- [What you have to do]:
Gather every line of the entries that includes the word "this".

**** Input rows ****

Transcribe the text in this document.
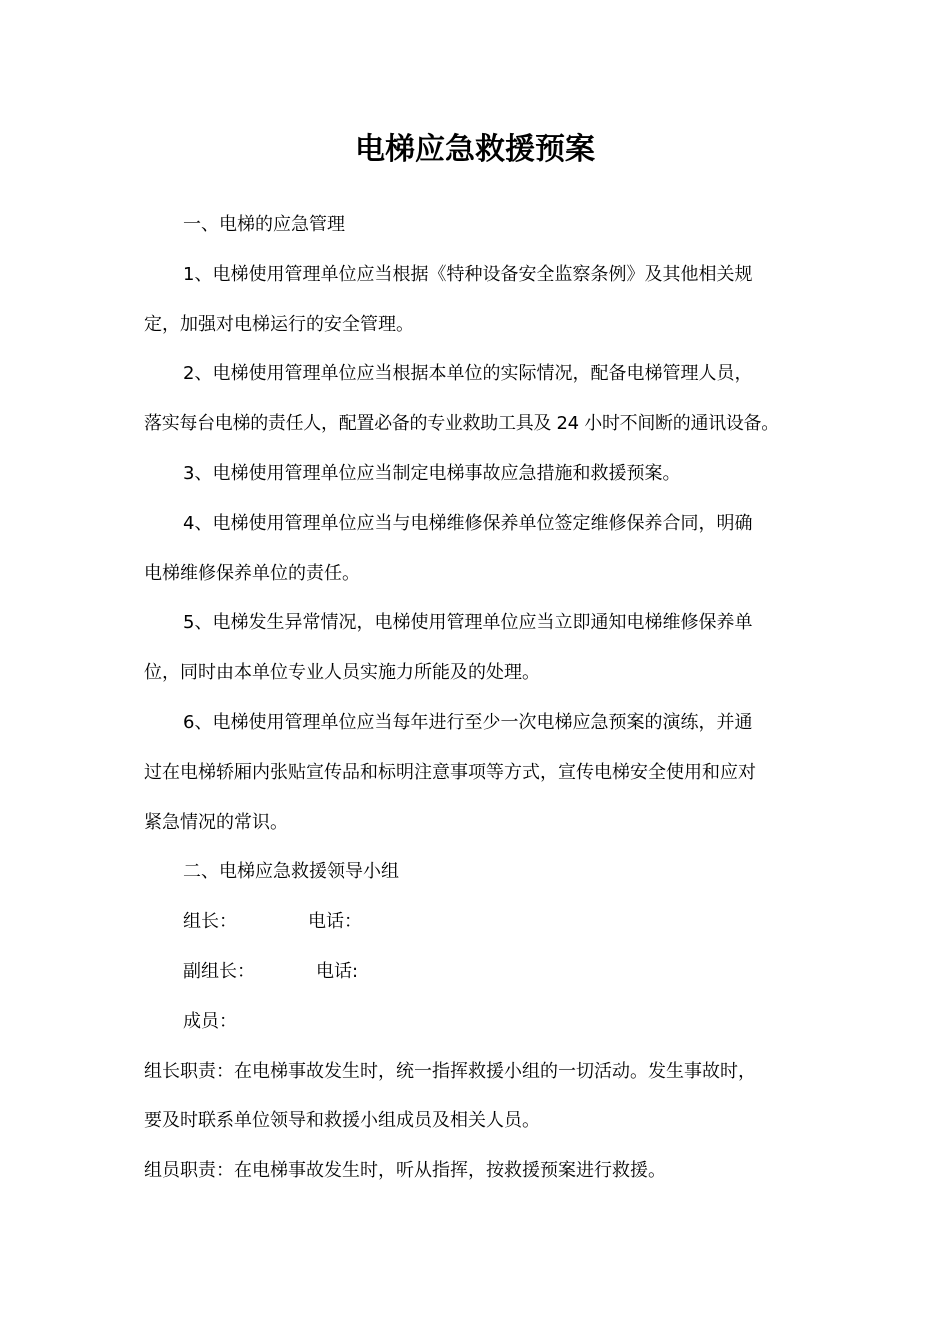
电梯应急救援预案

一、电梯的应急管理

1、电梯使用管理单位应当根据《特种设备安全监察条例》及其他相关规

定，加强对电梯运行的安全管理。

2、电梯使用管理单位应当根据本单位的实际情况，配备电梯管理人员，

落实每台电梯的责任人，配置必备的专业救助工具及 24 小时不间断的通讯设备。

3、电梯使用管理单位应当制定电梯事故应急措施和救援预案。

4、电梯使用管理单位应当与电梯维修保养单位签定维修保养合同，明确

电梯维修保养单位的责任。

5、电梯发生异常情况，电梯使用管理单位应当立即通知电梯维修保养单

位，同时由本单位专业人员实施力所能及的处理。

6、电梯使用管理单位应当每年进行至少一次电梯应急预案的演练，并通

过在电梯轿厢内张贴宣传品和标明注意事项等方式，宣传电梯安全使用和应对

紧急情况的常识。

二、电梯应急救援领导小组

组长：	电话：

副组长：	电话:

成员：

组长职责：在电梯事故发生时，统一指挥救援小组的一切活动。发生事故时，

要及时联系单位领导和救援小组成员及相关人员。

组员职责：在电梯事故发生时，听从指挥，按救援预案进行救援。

****
**** Input rows ****

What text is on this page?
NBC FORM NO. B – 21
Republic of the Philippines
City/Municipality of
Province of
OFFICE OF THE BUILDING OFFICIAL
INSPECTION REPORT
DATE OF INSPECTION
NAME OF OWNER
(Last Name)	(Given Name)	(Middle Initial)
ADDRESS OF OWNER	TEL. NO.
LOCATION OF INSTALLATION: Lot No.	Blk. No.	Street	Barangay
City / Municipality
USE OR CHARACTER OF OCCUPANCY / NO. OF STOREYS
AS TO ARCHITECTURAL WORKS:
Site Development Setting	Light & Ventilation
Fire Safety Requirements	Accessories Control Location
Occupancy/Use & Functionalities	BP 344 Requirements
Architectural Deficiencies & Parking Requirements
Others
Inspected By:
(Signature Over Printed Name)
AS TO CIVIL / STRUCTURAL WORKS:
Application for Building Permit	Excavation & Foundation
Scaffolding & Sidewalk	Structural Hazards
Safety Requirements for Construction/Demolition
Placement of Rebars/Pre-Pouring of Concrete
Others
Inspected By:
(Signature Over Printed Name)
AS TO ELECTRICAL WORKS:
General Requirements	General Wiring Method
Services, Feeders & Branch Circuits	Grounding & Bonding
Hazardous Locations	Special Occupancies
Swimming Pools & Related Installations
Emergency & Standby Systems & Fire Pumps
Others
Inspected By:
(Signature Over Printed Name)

****
**** Input rows ****

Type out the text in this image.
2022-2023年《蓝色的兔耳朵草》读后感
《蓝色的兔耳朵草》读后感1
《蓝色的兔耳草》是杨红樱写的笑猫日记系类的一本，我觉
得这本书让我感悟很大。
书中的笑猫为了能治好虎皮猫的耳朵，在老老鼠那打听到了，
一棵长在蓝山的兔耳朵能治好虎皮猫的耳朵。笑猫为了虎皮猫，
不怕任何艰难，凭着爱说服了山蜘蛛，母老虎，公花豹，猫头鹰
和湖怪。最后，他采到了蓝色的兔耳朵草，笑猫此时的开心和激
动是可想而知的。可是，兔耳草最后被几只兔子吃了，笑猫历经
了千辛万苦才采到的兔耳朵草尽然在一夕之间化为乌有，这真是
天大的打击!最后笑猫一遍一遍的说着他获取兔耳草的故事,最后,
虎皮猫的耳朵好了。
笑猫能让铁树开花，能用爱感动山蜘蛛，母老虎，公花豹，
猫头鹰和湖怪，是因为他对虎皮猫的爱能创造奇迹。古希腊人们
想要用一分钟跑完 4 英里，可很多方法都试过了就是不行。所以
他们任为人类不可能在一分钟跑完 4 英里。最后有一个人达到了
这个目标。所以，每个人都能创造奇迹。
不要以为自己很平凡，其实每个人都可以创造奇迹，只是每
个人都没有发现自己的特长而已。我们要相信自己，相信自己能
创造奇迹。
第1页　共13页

****

- [Solution to the problem]:
Transcribe the text in this document.
What text is on this page?
Type out the text in this image.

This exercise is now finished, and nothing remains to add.